The task → Could you output each line of the data that follows exactly?

╭──

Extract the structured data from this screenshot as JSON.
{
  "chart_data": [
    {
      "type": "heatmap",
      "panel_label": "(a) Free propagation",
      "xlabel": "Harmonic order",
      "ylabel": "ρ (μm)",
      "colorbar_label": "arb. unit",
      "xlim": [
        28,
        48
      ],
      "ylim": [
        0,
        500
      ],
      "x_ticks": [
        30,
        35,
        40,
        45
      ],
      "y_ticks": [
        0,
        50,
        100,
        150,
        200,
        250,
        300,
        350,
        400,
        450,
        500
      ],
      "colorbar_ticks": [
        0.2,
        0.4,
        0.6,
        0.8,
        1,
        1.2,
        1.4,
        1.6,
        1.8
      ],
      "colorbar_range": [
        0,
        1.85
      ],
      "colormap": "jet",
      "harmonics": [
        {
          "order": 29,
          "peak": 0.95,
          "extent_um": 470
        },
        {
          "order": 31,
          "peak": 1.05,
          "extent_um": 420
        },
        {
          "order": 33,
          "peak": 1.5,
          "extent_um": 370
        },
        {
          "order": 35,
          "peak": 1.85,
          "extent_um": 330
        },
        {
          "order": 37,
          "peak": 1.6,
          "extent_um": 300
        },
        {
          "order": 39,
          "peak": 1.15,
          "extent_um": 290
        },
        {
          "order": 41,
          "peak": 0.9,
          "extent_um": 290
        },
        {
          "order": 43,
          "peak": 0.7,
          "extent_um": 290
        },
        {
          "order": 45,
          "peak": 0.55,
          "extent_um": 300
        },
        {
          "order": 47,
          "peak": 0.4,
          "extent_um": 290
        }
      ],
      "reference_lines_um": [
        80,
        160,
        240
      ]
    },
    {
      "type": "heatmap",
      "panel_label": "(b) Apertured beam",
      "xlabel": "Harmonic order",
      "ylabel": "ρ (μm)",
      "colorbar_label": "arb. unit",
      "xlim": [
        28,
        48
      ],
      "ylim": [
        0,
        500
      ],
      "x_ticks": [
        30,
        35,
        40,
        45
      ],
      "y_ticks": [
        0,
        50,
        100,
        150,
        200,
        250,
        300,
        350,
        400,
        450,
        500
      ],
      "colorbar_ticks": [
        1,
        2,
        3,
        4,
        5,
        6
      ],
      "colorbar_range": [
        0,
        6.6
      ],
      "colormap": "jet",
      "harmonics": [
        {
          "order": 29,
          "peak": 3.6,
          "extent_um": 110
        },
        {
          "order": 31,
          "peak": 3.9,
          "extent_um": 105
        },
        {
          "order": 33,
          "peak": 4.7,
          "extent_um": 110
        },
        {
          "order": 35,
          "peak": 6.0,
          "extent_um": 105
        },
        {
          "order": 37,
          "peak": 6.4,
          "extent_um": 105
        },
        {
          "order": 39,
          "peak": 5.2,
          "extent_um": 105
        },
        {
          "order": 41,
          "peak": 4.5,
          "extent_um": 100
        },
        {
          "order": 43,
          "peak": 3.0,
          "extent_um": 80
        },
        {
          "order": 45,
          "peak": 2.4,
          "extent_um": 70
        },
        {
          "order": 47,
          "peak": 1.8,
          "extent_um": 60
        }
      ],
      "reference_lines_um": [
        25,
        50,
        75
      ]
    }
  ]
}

╰──

Output →
Extract the structured data from this screenshot as JSON.
{
  "chart_data": [
    {
      "type": "heatmap",
      "panel_label": "(a) Free propagation",
      "xlabel": "Harmonic order",
      "ylabel": "ρ (μm)",
      "colorbar_label": "arb. unit",
      "xlim": [
        28,
        48
      ],
      "ylim": [
        0,
        500
      ],
      "x_ticks": [
        30,
        35,
        40,
        45
      ],
      "y_ticks": [
        0,
        50,
        100,
        150,
        200,
        250,
        300,
        350,
        400,
        450,
        500
      ],
      "colorbar_ticks": [
        0.2,
        0.4,
        0.6,
        0.8,
        1,
        1.2,
        1.4,
        1.6,
        1.8
      ],
      "colorbar_range": [
        0,
        1.85
      ],
      "colormap": "jet",
      "harmonics": [
        {
          "order": 29,
          "peak": 0.95,
          "extent_um": 470
        },
        {
          "order": 31,
          "peak": 1.05,
          "extent_um": 420
        },
        {
          "order": 33,
          "peak": 1.5,
          "extent_um": 370
        },
        {
          "order": 35,
          "peak": 1.85,
          "extent_um": 330
        },
        {
          "order": 37,
          "peak": 1.6,
          "extent_um": 300
        },
        {
          "order": 39,
          "peak": 1.15,
          "extent_um": 290
        },
        {
          "order": 41,
          "peak": 0.9,
          "extent_um": 290
        },
        {
          "order": 43,
          "peak": 0.7,
          "extent_um": 290
        },
        {
          "order": 45,
          "peak": 0.55,
          "extent_um": 300
        },
        {
          "order": 47,
          "peak": 0.4,
          "extent_um": 290
        }
      ],
      "reference_lines_um": [
        80,
        160,
        240
      ]
    },
    {
      "type": "heatmap",
      "panel_label": "(b) Apertured beam",
      "xlabel": "Harmonic order",
      "ylabel": "ρ (μm)",
      "colorbar_label": "arb. unit",
      "xlim": [
        28,
        48
      ],
      "ylim": [
        0,
        500
      ],
      "x_ticks": [
        30,
        35,
        40,
        45
      ],
      "y_ticks": [
        0,
        50,
        100,
        150,
        200,
        250,
        300,
        350,
        400,
        450,
        500
      ],
      "colorbar_ticks": [
        1,
        2,
        3,
        4,
        5,
        6
      ],
      "colorbar_range": [
        0,
        6.6
      ],
      "colormap": "jet",
      "harmonics": [
        {
          "order": 29,
          "peak": 3.6,
          "extent_um": 110
        },
        {
          "order": 31,
          "peak": 3.9,
          "extent_um": 105
        },
        {
          "order": 33,
          "peak": 4.7,
          "extent_um": 110
        },
        {
          "order": 35,
          "peak": 6.0,
          "extent_um": 105
        },
        {
          "order": 37,
          "peak": 6.4,
          "extent_um": 105
        },
        {
          "order": 39,
          "peak": 5.2,
          "extent_um": 105
        },
        {
          "order": 41,
          "peak": 4.5,
          "extent_um": 100
        },
        {
          "order": 43,
          "peak": 3.0,
          "extent_um": 80
        },
        {
          "order": 45,
          "peak": 2.4,
          "extent_um": 70
        },
        {
          "order": 47,
          "peak": 1.8,
          "extent_um": 60
        }
      ],
      "reference_lines_um": [
        25,
        50,
        75
      ]
    }
  ]
}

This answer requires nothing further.